• _DIRECTION 1_: According to the mediation text, how may the mediator's first caucus with the defense side most sensibly be viewed?
• _DIRECTION 2_: In the mediation text, swap "opportunity" for "chance" and write out the passage from "For these and" up to and including "of the case.".
• _DIRECTION 3_: Carry on the mediation text from its last sentence.

• _PAGE EXTRACT_:
((
For obvious strategic reasons, the defense will not consider the joint session to be an appropriate forum to discuss the coverage issues or any other matters that are the source of disagreement amongst themselves. Regardless of the nature, extent and volatility of those conflicting interests, the troika of counsel invariably do agree on the advantage of maintaining a united front for purposes of the liability case, at least at this juncture.

As previously discussed, generally speaking, two primary conflicts subsist in any case in which the insurer is obligated to provide independent counsel. Perhaps most fundamentally, there is the conflict which triggered the independent counsel requirement. Generally, but not always, this conflict first arises in connection with the reservation of rights letter issued by the insurer at the time it accepted the tender of defense. The precise nature of each conflict will depend on the particular facts of the individual case, but two general categories of conflict may be suggested: one concerning the existence or scope of the insurer's indemnity obligation; the other concerning the existence or scope of the duty to defend. In either event, to the insured and his counsel the conflict arises because the insurer refuses to provide the full measure of protection promised by the policy.

Even in cases where there is no dispute over the duty to defend, a separate set of problems may arise over the conduct of the defense by Cumis counsel. Such disputes inhere in the tension between the insured's right to control the defense and the insurer's right to control settlement of the underlying case. This tension may be further aggravated by the subjective reactions of the insurer's claims personnel to the obligation to pay for a defense they do not control. By way of illustration, typical disputes include those over the necessity of and funding for investigation or discovery, pleading and motion practice, claims against other parties or insurers, case evaluation, and settlement negotiation strategy. Without exhausting the possible catalogue of such disputes, they could also include disagreements between the insurer and Cumis counsel over permissible hourly rates, billing practices, and compliance with statutory duties under section 2860.

The chief consequence of these conflicts is to threaten a deadlock in the critical threshold negotiations which must occur before the matters bearing on resolution of the underlying case can be addressed. This deadlock effectively precludes the defense from formulating a unified response to that claim, which is far different from simply maintaining the appearance of a united front. A stalemate between the insurer and the insured over the coverage issues in the contract case prevents the parties from reaching any serious discussion, much less agreement, regarding the underlying case, as to which they share a common purpose: "to avoid or at least minimize liability." See, Buss v. Superior Court (1997) 16 Cal.4th 35, 46, 65 Cal.Rptr.2d 366, 939 P.2d 766.

For these and other reasons, the first caucus usually provides the first opportunity for any substantive exploration of the conflicts of interests which exist solely on the defense side of the case.

The First Caucus

As should appear from the preceding discussion of the conflicting interests which necessitate the troika of counsel in the first place, the mediator's first caucus with the defense side may most sensibly be viewed as a "mediation within a mediation."
))
• _RECORD SET_:
((
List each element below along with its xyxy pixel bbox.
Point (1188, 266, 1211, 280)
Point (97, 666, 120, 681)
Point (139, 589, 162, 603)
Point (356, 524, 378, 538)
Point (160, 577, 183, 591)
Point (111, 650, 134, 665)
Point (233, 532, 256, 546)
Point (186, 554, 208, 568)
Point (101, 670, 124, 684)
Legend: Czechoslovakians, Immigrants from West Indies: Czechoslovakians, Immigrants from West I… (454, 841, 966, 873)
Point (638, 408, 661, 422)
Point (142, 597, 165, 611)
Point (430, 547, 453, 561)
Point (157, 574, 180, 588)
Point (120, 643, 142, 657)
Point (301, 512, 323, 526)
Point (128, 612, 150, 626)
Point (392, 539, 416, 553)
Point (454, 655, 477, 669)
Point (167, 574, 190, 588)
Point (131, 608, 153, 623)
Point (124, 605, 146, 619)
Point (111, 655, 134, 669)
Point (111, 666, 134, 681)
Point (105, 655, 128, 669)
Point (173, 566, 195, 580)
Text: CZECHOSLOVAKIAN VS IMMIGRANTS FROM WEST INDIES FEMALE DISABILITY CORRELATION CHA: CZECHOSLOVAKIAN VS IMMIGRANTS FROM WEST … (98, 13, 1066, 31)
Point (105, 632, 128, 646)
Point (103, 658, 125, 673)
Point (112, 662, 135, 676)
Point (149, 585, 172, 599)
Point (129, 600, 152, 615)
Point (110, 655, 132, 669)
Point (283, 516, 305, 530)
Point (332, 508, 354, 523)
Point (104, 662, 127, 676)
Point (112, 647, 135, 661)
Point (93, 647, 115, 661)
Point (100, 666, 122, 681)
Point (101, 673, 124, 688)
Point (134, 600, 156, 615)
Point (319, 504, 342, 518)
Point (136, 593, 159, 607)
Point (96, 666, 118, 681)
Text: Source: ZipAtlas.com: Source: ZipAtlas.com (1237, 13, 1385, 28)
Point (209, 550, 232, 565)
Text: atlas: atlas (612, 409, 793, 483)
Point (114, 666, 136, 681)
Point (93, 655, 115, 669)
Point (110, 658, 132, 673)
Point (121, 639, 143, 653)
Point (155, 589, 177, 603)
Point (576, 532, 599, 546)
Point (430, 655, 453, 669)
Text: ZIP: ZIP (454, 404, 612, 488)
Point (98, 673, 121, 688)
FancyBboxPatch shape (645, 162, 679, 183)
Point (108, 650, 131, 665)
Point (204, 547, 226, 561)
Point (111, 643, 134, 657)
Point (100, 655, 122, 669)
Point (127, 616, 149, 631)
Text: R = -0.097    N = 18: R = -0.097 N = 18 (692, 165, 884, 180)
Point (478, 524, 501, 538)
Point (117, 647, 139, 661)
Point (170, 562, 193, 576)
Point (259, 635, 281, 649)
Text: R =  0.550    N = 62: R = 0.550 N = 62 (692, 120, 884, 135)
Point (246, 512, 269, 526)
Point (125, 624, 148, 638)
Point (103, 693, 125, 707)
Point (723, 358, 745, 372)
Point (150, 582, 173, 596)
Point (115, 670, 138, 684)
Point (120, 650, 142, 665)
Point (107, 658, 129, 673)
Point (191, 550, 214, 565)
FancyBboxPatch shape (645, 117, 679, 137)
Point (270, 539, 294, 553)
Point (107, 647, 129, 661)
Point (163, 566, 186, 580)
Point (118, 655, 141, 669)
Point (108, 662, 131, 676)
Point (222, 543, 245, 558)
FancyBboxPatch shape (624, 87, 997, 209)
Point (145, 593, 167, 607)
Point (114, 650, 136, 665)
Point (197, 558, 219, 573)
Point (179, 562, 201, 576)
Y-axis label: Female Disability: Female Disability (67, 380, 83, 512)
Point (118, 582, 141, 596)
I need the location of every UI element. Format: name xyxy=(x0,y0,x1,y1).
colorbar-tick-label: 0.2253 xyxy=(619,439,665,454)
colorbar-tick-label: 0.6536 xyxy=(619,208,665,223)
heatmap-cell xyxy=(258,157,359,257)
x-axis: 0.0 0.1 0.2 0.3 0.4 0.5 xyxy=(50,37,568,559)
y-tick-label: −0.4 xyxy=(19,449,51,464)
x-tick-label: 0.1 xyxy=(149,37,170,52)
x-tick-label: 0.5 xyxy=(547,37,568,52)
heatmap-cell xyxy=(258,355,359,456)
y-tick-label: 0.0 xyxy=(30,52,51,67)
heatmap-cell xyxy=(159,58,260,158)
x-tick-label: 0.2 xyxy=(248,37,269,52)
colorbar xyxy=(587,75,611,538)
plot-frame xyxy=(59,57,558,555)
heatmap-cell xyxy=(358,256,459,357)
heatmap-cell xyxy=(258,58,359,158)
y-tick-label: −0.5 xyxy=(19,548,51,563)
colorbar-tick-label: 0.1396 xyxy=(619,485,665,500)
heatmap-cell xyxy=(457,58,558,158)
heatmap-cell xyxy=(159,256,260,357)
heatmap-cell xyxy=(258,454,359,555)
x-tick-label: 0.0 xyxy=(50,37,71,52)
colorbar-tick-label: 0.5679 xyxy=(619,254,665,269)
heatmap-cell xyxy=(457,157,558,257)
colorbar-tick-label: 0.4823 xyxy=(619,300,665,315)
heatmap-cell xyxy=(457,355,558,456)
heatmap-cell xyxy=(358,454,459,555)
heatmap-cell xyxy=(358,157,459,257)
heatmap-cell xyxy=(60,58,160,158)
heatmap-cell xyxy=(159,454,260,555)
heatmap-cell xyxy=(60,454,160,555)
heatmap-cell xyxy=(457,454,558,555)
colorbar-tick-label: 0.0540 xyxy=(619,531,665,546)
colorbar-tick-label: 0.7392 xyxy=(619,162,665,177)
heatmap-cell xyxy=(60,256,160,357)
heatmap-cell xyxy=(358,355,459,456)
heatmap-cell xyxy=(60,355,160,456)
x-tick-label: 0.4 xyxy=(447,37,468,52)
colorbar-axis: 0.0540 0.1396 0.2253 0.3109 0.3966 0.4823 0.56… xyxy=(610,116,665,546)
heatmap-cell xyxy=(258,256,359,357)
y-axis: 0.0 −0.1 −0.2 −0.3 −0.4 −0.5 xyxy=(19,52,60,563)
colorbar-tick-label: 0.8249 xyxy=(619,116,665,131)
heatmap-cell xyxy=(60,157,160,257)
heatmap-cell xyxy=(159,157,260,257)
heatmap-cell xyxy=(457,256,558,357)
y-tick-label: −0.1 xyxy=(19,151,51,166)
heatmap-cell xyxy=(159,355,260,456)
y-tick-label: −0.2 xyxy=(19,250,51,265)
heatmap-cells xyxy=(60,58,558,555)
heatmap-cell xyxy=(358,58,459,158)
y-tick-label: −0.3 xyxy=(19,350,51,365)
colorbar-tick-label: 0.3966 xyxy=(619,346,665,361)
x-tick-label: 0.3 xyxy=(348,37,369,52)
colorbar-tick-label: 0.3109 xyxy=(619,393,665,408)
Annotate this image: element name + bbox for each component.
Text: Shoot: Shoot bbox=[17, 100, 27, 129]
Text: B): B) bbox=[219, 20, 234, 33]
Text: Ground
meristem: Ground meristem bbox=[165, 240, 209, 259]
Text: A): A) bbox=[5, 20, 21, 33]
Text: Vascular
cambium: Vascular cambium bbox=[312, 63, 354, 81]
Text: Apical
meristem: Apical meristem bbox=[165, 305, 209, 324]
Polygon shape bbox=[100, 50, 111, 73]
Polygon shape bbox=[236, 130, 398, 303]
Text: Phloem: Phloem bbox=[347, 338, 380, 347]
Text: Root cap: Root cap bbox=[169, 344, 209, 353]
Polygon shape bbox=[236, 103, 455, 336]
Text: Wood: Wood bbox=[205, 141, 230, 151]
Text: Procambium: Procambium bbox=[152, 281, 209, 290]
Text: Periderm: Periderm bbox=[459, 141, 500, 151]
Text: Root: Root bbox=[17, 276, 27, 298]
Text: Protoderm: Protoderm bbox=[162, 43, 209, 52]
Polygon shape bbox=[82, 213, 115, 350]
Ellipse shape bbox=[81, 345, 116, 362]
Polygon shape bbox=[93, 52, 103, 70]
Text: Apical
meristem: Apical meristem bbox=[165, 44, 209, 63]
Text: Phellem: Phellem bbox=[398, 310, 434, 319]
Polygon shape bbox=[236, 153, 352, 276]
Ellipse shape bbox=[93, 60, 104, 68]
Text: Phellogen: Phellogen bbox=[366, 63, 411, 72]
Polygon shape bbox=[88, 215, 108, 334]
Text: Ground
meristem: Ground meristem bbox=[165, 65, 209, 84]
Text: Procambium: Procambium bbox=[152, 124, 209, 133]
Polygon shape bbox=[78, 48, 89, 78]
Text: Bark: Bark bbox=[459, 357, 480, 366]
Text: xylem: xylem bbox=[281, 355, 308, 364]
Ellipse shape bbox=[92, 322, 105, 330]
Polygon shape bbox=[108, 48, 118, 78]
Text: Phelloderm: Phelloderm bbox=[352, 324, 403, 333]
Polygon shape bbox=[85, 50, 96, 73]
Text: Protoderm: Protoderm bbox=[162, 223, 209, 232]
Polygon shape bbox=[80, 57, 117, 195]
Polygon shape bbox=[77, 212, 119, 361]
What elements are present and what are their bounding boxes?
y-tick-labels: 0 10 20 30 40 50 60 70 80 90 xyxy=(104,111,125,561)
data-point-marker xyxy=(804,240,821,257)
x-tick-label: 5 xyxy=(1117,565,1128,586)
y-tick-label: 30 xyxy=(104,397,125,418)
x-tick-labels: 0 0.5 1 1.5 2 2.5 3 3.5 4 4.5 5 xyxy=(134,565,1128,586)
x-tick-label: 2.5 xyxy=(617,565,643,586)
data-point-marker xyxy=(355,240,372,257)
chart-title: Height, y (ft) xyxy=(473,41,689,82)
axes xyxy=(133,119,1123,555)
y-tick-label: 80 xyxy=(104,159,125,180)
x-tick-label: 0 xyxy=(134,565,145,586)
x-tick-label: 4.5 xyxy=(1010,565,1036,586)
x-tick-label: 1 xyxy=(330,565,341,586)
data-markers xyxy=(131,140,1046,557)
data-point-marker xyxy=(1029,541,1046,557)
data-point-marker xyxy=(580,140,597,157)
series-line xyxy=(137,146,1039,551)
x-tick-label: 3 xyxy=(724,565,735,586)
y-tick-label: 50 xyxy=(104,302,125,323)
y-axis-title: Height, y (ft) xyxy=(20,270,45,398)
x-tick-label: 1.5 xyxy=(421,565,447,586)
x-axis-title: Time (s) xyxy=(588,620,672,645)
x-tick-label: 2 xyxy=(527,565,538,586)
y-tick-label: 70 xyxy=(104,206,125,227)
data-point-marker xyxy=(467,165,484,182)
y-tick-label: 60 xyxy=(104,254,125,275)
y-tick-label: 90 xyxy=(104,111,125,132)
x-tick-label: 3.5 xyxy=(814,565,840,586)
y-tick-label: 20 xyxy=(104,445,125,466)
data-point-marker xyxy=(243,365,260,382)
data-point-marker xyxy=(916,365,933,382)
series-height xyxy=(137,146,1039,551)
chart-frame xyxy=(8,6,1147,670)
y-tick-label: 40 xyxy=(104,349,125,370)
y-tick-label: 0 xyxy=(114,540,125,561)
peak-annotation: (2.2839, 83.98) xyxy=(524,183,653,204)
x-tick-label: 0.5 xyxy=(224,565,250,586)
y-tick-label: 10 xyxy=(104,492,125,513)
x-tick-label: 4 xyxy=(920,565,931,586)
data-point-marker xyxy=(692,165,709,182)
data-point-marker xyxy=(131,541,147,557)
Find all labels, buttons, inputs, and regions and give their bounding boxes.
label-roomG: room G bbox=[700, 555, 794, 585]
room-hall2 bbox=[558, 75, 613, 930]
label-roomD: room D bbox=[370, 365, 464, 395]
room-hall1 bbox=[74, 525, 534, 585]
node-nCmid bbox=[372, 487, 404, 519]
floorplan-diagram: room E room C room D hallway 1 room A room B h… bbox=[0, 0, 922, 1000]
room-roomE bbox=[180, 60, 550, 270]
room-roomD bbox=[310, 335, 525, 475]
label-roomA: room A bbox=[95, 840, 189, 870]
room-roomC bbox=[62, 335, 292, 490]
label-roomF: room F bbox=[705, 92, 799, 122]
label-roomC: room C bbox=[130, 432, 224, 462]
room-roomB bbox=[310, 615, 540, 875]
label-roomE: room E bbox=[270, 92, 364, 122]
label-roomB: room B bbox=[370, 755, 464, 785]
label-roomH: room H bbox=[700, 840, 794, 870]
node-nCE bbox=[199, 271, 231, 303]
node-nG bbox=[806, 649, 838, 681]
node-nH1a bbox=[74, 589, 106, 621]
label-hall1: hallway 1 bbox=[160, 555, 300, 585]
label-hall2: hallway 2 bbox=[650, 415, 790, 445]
))
• _EXERCISE RESPONSE 1_: As a "mediation within a mediation."

• _EXERCISE RESPONSE 2_:
For these and other reasons, the first caucus usually provides the first chance for any substantive exploration of the conflicts of interests which exist solely on the defense side of the case.

• _EXERCISE RESPONSE 3_:
At this juncture, one approach is to begin in a joint session with all counsel and parties present. One advantage of such an approach is to provide an opportunity for the defense to concentrate on the issues, problems, interests, positions and concerns that pertain to the underlying case. This approach may be helpful in meeting other needs of the defense, such as identifying additional information that is needed from the plaintiff; revealing strategic information that the defense preferred to share in private with the mediator; clarifying certain points at the mediator's request; providing the mediator with a response to specific points made in the joint session by the plaintiff.

In this initial phase, as a general proposition, it is usually better for the parties to refrain from expressing opinions regarding settlement value or verdict value of the plaintiff's case. At this stage, unless there have been extensive negotiations prior to the mediation, any discussion of what should be paid and how it should be paid may be premature and prove counterproductive. Subject to this cautionary note, the further advantage of this approach is that it can help identify any disagreements on the defense side regarding an assessment of the plaintiff's case. If there is unanimity among counsel regarding that assessment, then a set of issues may have been eliminated, allowing the defense to proceed to the divisive contract issues on a more positive foundation. Sometimes, the process of achieving an agreement regarding the underlying case can help to open channels of communication between parties and counsel. This approach will not always obtain such favorable results. For any of a number of reasons, counsel may be unwilling meet in joint session or they may prefer that the mediator caucus separately with each party before meeting in joint session. In any event, the greater challenges arise over issues bearing on how a settlement offer to the plaintiff will be funded.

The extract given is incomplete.